● **TRY IT**:
In the passage on marine natural products, how many marine bioactive compounds have been approved by regulatory agencies?

--- PROVIDED PASSAGE ---

Marine organisms are a prolific source of natural products, producing structurally diverse bioactive compounds shaped by environmental conditions distinct from those in terrestrial ecosystems. These compounds, typically derived from secondary metabolism, are not directly involved in growth or maintenance but play key roles in mediating ecological interactions. Many of these molecules exhibit significant biological activities and have demonstrated therapeutic potential against various pathogens [1,2,3].
Marine-derived compounds such as peptides, alkaloids, polyketides, and terpenes have attracted considerable attention due to their broad spectrum of bioactivity and chemical diversity. In particular, antibacterial compounds from marine sources are of growing interest as potential tools to combat antibiotic resistance [4,5]. Currently, 33 marine bioactive compounds are at different stages of drug development—including preclinical and clinical phases I–III—and 15 have been approved by regulatory agencies in the United States, Australia, Japan, and China. Notably, the nucleoside Ara-A, isolated from a marine sponge, has been approved for antiviral treatment [6,7]. Furthermore, 11 compounds in the preclinical pipeline—primarily from the shikimate, peptide, polyketide, alkaloid, and terpene classes—have shown antibacterial activity and are derived from marine sponges, algae, bacteria, bryozoans, and soft corals [6,7].
The growing inefficacy of conventional antibiotics due to bacterial resistance poses a major global health threat. Resistance may arise through the acquisition of resistance genes or the occurrence of spontaneous mutations. The inappropriate or excessive use of antibiotics accelerates this process, leading to treatment failures and an increased burden on healthcare systems, along with higher mortality rates [8]. In this context, the discovery of novel antibacterial molecules is critical to developing alternative therapeutic strategies.
Recent studies have explored the antibacterial properties of extracts from a wide range of marine organisms, including invertebrates and macroalgae, targeting both common and multidrug-resistant bacterial strains [9,10,11,12,13]. These investigations underscore the importance of marine bioprospecting for the identification of secondary metabolites with biotechnological potential. Among screening methodologies, the disk diffusion assay remains a widely employed approach for the preliminary evaluation of antibacterial activity, owing to its simplicity, low cost, and ability to generate rapid and semi-quantitative results. When using this method, sterile paper disks impregnated with test extracts are placed on agar plates inoculated with bacterial cultures. After incubation, the zones of inhibition surrounding the disks are measured to assess antimicrobial potential against specific bacterial strains [14].

--- EXTRACTED DATA ---

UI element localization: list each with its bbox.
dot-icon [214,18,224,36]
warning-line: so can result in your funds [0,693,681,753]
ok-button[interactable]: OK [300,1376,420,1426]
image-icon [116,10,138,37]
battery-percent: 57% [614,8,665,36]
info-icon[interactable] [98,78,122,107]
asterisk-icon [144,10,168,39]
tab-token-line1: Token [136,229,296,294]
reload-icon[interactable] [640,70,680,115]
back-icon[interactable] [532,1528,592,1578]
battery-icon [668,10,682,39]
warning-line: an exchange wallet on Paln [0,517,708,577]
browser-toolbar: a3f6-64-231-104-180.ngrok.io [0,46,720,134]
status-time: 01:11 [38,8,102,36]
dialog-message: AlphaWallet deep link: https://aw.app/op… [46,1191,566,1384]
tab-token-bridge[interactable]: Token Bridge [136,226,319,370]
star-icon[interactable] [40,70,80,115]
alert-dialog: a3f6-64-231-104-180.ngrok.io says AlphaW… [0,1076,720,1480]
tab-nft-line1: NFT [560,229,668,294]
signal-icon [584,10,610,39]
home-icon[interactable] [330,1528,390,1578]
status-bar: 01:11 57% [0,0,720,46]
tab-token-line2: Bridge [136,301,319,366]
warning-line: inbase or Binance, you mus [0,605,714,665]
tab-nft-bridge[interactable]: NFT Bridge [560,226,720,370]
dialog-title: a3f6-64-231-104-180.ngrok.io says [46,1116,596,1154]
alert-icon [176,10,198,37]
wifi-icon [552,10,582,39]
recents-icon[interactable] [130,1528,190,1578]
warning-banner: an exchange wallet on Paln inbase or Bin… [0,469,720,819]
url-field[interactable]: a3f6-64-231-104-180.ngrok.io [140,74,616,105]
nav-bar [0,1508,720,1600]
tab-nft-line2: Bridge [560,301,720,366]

---

● **ANSWER BOX**:
Fifteen, approved in the United States, Australia, Japan, and China.